--- start Excerpted records ---

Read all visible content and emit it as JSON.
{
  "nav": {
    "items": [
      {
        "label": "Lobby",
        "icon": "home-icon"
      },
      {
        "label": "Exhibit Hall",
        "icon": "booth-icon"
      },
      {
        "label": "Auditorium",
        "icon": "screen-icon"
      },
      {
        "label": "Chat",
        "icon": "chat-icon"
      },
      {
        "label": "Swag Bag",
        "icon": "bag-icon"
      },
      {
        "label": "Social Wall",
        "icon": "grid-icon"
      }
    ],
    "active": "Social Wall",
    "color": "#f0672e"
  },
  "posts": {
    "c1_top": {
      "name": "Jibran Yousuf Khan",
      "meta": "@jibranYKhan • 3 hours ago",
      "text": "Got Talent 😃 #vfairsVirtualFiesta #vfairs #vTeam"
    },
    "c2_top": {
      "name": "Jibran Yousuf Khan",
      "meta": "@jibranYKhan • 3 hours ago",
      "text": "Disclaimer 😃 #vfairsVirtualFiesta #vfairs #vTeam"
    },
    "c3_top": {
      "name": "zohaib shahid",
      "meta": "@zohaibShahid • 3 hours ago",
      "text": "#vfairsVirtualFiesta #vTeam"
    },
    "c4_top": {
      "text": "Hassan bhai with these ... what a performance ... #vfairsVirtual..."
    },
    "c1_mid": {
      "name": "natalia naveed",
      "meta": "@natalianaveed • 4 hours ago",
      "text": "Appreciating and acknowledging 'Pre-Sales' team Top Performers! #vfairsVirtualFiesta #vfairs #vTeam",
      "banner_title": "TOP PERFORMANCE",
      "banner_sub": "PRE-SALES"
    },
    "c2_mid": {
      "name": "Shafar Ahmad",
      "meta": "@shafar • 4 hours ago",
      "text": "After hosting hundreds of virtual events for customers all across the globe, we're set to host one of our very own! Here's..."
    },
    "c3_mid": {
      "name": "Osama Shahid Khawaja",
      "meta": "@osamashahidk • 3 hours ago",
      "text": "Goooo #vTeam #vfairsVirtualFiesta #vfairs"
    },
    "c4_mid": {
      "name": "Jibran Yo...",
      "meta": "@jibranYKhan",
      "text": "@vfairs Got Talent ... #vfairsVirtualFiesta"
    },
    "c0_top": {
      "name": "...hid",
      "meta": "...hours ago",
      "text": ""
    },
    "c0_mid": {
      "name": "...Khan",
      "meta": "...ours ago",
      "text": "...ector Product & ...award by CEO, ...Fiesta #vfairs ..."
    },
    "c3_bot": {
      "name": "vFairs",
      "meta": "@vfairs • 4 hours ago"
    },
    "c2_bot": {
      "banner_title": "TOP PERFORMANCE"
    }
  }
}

--- end Excerpted records ---

Prompt
Your task is to gather all lines from the entries above that hold the word "name".

Problem solution
      "name": "Jibran Yousuf Khan",
      "name": "Jibran Yousuf Khan",
      "name": "zohaib shahid",
      "name": "natalia naveed",
      "name": "Shafar Ahmad",
      "name": "Osama Shahid Khawaja",
      "name": "Jibran Yo...",
      "name": "...hid",
      "name": "...Khan",
      "name": "vFairs",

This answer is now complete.